Working data:
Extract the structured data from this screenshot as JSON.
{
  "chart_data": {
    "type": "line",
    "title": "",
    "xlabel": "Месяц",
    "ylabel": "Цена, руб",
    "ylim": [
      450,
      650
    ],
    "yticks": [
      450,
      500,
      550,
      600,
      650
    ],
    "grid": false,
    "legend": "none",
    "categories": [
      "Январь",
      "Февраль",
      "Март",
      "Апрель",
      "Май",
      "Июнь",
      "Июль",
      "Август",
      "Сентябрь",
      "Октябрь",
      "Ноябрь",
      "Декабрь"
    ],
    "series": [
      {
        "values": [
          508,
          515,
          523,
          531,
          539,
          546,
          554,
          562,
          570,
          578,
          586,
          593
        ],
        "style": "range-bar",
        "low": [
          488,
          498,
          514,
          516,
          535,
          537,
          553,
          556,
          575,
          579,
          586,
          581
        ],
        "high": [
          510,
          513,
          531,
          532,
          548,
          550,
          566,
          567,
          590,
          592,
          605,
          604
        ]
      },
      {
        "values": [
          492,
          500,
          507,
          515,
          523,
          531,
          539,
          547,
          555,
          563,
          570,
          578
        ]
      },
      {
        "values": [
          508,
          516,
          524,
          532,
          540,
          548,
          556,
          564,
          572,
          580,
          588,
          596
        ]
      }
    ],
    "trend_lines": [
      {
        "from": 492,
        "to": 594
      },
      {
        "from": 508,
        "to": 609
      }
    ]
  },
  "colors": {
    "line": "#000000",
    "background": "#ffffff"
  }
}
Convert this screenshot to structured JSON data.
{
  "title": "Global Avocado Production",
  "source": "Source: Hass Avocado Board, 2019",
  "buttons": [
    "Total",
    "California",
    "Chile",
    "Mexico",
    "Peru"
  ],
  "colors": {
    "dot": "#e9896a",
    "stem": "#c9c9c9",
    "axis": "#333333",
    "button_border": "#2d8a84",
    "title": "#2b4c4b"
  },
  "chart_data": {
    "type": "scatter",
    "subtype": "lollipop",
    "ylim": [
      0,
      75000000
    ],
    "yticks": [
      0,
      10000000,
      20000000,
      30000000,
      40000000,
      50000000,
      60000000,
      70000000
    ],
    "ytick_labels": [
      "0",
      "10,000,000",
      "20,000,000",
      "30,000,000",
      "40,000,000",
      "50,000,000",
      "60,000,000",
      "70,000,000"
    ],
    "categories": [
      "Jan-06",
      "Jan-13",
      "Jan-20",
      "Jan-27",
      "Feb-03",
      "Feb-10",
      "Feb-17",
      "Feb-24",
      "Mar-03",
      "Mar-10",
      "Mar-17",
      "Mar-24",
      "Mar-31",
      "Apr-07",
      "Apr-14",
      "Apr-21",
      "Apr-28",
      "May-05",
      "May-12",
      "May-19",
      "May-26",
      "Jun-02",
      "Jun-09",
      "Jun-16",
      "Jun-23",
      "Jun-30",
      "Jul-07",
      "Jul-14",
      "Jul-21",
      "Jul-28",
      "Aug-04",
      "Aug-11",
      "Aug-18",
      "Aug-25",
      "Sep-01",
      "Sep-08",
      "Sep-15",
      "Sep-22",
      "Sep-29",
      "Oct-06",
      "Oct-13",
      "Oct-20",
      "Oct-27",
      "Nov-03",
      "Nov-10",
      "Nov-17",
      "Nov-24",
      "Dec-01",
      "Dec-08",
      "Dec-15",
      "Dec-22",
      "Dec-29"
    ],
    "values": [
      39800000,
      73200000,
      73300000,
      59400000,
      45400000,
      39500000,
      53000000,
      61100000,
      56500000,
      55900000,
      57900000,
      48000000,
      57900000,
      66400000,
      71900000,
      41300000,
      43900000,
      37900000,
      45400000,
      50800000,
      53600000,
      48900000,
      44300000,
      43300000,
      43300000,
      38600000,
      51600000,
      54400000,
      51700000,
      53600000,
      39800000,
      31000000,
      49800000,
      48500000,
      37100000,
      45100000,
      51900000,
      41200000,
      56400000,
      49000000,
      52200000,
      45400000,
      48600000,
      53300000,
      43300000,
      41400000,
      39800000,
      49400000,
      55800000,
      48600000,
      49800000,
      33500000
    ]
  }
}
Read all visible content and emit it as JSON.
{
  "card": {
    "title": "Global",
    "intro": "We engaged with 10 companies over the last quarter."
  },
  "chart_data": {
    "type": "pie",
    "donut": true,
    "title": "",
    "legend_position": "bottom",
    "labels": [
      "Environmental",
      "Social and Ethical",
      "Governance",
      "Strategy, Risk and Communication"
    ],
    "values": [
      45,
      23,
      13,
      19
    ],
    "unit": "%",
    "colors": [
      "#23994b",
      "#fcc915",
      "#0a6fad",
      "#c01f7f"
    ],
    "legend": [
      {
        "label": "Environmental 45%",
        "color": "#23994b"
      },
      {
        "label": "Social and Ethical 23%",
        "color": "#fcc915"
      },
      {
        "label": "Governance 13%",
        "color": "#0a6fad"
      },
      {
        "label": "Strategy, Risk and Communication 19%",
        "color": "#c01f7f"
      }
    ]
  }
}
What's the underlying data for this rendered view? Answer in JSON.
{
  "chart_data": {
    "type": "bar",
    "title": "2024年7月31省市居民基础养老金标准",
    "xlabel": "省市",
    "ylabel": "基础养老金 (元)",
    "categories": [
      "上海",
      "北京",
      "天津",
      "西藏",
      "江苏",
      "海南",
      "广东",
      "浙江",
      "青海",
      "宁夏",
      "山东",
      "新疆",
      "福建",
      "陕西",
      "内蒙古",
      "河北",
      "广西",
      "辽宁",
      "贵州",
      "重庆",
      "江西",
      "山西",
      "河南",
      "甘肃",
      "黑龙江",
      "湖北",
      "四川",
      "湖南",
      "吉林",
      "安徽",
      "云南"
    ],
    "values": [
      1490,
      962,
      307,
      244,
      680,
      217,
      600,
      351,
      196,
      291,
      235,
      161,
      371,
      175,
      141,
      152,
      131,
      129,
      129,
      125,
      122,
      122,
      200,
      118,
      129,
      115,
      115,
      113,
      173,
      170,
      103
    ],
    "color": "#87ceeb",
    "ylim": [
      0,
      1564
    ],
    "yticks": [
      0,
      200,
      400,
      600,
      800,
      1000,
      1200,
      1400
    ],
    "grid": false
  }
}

* * *

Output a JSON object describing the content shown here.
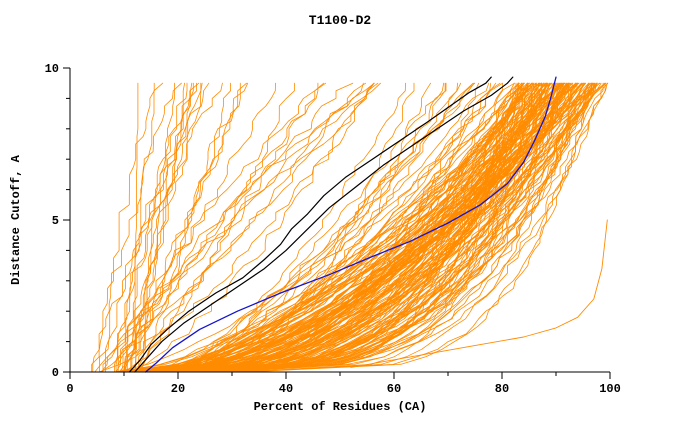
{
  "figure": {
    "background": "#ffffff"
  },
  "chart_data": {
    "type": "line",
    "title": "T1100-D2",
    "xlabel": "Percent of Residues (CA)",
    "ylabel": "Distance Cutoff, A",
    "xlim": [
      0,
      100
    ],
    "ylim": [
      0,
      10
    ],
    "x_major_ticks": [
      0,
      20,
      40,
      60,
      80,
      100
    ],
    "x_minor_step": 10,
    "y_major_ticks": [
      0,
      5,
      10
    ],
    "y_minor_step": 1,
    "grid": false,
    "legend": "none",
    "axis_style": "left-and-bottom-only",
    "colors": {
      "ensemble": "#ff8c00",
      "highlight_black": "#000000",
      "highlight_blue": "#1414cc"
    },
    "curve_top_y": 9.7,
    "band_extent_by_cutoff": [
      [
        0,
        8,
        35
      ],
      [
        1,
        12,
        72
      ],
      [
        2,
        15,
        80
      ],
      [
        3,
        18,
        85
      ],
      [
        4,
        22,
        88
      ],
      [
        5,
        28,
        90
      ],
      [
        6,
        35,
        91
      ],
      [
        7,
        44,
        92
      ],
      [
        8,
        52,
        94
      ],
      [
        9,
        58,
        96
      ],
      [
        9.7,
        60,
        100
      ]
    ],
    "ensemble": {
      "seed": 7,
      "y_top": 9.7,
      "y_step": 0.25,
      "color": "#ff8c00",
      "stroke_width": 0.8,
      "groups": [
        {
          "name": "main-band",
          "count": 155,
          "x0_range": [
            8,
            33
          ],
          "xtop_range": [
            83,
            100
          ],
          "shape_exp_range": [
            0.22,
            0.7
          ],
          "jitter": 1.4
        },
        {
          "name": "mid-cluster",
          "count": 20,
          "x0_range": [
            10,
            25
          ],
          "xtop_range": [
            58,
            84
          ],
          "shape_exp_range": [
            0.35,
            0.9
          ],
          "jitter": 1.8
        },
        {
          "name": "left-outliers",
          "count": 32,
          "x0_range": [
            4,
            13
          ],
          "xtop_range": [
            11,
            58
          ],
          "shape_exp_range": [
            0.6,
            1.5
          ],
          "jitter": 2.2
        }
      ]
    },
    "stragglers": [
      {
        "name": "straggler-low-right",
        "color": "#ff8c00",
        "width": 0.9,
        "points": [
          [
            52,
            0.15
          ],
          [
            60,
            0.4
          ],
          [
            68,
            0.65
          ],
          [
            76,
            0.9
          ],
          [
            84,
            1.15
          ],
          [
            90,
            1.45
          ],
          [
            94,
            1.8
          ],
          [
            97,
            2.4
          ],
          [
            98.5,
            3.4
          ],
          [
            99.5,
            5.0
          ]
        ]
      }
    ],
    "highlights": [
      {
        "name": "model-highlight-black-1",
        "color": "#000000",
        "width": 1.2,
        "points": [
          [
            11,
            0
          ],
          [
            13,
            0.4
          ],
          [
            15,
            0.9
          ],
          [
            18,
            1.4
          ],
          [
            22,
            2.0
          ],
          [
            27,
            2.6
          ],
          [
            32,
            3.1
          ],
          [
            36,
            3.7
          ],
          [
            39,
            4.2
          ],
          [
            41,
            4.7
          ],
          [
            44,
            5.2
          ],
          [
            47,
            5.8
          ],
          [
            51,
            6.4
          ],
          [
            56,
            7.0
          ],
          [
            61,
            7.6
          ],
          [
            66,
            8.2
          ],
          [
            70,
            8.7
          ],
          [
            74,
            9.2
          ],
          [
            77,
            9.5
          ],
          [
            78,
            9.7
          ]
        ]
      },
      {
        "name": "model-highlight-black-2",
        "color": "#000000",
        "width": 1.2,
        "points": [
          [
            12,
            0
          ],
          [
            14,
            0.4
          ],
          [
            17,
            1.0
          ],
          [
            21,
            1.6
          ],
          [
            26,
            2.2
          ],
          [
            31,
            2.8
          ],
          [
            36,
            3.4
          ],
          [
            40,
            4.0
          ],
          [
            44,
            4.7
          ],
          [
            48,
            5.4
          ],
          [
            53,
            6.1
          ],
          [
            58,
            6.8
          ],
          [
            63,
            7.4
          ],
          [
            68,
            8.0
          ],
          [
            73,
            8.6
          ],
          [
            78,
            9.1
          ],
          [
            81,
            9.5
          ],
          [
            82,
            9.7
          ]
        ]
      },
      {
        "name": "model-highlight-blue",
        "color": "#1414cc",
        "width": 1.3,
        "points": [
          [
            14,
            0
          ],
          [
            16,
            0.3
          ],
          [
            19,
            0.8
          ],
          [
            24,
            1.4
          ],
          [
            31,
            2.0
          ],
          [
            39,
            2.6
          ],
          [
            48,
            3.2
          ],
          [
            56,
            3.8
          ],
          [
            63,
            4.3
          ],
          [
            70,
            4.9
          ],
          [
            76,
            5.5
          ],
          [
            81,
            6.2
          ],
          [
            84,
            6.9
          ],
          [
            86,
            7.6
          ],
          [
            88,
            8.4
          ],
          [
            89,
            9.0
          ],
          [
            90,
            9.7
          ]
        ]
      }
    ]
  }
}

Work to do: Pull out each line of the listing that holds the string "left".

Reply to the exercise:
    "axis_style": "left-and-bottom-only",
          "name": "left-outliers",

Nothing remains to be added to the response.